In the data that follows, count every line holding the string "YYYY" and give the count alone.
**********
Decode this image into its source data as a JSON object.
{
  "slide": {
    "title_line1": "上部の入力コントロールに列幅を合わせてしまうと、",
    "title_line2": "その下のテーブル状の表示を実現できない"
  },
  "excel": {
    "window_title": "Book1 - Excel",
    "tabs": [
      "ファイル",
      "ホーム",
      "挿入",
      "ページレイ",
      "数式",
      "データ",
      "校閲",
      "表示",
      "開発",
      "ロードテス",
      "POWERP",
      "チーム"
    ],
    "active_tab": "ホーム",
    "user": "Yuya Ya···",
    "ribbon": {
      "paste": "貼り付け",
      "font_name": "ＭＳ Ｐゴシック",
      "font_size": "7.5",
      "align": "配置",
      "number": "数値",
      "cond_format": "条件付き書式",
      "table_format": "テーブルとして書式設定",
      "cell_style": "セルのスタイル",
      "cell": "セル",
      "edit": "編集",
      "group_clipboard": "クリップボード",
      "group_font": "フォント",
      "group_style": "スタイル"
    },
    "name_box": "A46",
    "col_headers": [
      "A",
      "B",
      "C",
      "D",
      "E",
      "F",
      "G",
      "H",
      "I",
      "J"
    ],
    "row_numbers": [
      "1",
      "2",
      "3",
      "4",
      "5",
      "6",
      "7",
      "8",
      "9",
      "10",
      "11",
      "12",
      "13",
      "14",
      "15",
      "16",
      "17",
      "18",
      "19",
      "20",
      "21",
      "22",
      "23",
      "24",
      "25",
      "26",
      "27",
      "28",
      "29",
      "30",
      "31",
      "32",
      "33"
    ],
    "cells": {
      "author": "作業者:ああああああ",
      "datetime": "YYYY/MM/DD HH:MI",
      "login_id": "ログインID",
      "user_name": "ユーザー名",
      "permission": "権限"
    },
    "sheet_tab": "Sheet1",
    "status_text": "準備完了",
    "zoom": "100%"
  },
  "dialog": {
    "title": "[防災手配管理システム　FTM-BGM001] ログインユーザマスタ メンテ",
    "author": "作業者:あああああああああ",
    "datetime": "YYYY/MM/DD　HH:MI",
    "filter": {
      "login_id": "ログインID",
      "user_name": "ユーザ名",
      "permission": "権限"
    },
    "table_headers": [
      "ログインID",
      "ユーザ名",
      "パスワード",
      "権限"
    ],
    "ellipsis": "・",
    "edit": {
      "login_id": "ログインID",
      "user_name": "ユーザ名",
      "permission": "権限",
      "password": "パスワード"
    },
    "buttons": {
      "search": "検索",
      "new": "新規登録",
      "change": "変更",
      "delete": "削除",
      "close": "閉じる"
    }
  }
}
**********
Task result:
2